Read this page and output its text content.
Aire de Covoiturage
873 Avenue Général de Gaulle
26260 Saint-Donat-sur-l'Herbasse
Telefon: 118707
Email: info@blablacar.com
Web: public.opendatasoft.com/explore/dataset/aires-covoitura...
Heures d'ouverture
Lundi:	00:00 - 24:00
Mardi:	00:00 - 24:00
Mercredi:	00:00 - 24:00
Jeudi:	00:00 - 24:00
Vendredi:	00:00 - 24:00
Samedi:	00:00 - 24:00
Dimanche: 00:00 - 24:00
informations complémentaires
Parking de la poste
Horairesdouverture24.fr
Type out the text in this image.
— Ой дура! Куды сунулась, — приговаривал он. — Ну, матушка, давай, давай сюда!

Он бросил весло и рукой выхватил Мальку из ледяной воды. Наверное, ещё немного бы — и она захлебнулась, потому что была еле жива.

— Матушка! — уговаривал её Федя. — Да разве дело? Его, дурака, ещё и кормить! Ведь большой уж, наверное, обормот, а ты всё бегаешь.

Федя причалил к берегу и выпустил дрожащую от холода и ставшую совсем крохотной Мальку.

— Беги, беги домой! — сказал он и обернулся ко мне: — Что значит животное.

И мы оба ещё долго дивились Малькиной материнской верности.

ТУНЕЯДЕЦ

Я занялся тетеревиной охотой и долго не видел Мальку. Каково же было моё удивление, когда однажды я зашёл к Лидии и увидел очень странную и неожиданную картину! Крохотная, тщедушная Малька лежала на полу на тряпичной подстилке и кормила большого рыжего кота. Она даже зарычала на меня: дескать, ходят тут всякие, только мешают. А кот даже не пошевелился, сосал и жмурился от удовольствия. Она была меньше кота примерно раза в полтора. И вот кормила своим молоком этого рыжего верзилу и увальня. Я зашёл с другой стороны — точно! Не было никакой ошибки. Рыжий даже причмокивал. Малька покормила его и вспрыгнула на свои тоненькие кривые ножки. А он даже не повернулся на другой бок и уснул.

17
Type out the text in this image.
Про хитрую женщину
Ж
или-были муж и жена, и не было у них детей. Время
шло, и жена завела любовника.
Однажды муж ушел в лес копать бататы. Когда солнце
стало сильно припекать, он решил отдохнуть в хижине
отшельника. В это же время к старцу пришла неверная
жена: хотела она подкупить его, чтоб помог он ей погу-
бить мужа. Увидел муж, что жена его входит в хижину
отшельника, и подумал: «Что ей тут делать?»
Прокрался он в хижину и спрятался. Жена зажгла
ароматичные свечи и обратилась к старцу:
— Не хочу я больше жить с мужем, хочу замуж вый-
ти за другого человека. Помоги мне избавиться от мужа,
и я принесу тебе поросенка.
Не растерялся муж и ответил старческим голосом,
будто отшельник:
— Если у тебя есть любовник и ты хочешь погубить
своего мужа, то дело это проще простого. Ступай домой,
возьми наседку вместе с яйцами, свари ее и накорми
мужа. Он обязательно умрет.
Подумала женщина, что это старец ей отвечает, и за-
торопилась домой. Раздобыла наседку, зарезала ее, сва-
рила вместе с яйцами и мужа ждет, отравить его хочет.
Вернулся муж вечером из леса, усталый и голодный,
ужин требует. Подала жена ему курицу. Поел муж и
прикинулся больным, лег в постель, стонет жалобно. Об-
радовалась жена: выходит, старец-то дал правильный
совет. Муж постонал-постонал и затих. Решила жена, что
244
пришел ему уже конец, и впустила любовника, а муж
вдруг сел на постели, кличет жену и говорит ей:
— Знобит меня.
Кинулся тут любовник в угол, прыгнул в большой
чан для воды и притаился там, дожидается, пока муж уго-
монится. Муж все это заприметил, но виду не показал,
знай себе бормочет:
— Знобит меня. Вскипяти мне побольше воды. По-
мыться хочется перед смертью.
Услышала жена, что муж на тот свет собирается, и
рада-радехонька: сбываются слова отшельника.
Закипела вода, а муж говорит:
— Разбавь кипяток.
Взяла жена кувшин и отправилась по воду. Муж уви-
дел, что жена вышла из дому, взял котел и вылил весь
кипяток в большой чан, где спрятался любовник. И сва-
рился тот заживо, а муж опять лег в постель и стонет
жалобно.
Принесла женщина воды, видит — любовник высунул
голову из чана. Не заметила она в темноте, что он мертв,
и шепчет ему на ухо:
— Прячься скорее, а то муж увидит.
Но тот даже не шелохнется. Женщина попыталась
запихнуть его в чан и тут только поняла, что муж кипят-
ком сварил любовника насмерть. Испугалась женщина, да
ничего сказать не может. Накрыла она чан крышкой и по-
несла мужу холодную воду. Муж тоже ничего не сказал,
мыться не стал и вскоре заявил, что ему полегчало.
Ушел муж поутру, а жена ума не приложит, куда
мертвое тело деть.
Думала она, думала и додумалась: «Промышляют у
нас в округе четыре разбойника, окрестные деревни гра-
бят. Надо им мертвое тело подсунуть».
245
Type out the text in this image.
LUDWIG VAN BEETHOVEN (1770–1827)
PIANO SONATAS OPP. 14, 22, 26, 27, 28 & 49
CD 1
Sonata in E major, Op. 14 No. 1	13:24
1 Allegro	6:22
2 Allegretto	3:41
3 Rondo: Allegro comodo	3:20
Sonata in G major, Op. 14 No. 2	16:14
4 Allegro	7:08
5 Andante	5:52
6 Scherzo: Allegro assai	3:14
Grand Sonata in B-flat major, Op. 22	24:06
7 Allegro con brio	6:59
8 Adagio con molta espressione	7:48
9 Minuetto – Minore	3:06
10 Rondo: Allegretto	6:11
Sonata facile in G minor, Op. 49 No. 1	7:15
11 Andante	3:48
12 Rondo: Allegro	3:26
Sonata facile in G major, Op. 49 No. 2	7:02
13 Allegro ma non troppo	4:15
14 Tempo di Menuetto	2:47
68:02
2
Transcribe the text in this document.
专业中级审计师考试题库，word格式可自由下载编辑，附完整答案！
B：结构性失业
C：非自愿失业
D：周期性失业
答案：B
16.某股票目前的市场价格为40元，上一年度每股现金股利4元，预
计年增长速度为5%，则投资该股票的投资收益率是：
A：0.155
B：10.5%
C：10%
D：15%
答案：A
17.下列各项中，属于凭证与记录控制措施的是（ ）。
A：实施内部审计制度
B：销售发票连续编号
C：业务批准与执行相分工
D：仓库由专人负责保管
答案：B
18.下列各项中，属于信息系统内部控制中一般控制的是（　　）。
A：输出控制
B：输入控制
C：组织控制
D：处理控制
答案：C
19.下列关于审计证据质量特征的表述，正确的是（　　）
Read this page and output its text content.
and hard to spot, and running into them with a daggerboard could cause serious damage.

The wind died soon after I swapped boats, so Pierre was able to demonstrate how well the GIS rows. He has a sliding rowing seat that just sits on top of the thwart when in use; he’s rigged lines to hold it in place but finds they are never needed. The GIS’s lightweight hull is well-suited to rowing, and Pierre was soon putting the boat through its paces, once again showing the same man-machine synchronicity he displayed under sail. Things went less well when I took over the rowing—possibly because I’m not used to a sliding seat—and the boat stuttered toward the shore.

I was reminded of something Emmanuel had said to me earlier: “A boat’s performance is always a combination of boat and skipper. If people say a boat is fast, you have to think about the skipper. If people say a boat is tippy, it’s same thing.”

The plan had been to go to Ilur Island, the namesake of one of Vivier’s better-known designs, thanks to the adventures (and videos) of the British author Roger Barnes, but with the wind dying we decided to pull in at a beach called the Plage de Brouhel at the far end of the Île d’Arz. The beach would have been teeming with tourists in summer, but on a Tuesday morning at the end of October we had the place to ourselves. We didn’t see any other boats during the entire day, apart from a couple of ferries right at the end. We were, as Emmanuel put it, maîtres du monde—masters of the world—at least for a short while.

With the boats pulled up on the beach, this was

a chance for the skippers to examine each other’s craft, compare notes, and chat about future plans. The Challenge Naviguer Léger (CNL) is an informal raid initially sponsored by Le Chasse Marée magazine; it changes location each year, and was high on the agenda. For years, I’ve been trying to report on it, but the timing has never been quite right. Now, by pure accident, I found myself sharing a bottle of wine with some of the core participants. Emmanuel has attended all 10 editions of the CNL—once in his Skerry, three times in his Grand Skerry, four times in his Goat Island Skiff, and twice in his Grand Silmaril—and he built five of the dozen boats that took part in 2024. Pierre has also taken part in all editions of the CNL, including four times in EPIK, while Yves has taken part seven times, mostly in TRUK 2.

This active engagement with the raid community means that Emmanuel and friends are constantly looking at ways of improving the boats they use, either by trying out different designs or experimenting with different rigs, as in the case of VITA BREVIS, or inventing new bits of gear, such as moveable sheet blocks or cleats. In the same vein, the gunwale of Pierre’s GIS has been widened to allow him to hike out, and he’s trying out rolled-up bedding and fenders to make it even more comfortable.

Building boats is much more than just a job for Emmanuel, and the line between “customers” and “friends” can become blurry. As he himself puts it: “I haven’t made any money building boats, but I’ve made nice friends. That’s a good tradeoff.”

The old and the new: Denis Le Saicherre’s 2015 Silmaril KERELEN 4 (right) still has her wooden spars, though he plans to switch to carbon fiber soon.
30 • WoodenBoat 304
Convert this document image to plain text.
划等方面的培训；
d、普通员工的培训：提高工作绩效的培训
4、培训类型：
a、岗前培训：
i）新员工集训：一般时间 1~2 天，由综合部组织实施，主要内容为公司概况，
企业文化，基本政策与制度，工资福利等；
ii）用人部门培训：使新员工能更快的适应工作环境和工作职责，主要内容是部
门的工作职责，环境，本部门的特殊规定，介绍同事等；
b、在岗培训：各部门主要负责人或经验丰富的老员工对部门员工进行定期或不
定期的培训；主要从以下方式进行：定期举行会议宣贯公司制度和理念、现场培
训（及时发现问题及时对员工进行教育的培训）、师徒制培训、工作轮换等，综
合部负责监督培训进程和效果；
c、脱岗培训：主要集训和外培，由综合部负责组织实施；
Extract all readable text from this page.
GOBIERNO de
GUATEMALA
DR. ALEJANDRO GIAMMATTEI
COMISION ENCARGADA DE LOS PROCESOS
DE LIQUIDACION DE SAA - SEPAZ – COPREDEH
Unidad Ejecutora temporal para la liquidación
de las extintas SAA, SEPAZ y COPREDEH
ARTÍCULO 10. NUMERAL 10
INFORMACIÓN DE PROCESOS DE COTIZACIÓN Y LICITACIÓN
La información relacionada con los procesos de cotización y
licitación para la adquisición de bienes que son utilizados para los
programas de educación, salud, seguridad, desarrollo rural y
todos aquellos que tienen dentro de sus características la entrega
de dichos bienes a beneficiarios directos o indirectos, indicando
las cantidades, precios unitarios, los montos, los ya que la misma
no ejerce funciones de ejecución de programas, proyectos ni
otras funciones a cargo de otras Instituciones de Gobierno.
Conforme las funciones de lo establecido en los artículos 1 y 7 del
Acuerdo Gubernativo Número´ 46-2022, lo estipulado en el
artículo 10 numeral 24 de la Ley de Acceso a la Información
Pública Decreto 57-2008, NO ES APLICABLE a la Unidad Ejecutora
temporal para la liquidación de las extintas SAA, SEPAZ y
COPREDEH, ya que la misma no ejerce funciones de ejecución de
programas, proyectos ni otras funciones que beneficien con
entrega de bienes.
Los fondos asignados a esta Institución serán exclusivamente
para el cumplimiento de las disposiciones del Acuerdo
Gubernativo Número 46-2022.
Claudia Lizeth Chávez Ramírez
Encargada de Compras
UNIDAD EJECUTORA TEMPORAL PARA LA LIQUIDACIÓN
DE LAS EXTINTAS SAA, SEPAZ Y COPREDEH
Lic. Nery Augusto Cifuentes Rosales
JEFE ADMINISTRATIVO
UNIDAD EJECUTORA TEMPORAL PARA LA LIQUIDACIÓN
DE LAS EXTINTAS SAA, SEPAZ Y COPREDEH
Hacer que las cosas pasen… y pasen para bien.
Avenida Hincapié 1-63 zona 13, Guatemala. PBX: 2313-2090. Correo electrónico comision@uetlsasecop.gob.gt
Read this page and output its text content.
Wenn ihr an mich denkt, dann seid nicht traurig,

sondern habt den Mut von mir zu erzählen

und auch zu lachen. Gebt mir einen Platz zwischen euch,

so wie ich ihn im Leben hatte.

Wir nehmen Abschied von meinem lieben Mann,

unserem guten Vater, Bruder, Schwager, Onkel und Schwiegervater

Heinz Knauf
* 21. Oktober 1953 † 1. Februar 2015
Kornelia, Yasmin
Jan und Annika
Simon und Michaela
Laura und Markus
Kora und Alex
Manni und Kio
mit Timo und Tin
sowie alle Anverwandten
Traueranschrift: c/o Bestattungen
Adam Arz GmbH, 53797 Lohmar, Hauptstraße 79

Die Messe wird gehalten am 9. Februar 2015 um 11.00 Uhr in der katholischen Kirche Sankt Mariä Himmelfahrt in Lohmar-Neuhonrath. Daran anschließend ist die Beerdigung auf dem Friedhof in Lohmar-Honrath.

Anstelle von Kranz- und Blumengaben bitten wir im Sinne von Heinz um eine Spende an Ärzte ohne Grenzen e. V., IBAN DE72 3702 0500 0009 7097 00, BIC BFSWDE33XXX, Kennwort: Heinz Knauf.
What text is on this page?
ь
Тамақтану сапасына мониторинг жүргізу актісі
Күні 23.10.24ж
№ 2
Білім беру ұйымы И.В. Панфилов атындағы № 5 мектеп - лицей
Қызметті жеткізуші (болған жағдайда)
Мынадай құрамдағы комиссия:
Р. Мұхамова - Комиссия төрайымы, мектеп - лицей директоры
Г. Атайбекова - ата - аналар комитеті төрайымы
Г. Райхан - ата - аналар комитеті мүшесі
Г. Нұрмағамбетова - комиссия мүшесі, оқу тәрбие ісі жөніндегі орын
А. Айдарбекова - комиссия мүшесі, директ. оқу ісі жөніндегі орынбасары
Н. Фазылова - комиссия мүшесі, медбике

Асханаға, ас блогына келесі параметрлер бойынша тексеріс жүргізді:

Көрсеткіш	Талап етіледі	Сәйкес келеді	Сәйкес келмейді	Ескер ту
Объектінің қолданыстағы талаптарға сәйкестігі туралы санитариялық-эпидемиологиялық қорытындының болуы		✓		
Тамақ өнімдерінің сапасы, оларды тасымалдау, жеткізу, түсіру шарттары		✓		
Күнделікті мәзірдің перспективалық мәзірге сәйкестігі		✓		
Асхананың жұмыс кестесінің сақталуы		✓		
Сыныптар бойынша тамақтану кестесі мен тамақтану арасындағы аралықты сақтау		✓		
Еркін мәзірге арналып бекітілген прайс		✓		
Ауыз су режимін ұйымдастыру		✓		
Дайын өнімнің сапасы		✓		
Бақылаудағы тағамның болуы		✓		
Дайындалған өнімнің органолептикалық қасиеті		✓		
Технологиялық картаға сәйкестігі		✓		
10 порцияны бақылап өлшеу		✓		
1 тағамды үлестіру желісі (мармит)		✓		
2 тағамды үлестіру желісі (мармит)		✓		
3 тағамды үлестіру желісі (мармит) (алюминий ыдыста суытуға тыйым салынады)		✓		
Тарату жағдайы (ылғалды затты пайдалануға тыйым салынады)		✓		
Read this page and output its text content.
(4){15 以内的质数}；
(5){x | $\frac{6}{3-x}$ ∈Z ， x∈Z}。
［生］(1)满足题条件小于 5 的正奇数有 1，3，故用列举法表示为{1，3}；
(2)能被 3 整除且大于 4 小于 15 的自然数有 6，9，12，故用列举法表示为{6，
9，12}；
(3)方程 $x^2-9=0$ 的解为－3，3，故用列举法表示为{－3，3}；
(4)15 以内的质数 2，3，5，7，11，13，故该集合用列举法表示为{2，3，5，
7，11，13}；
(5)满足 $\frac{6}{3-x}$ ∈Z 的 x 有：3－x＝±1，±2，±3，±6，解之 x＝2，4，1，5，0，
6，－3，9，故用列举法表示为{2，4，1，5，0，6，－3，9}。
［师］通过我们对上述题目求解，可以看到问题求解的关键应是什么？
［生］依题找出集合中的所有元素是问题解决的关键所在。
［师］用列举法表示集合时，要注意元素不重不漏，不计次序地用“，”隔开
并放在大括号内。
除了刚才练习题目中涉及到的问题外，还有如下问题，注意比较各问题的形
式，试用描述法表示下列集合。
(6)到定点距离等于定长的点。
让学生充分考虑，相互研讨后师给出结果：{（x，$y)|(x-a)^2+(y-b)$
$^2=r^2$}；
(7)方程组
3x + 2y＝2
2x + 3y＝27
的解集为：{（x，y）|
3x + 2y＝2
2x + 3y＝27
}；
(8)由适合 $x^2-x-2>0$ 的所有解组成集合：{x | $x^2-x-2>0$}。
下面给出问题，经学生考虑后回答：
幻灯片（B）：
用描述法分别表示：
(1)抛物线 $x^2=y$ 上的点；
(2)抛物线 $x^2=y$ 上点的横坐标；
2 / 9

════════════════

REQUIREMENTS
Pull out all lines from the listing that contain the string "мужа".

OUTPUT FOR THIS EXERCISE
бить мужа. Увидел муж, что жена его входит в хижину
ти за другого человека. Помоги мне избавиться от мужа,
своего мужа, то дело это проще простого. Ступай домой,
мужа. Он обязательно умрет.
рила вместе с яйцами и мужа ждет, отравить его хочет.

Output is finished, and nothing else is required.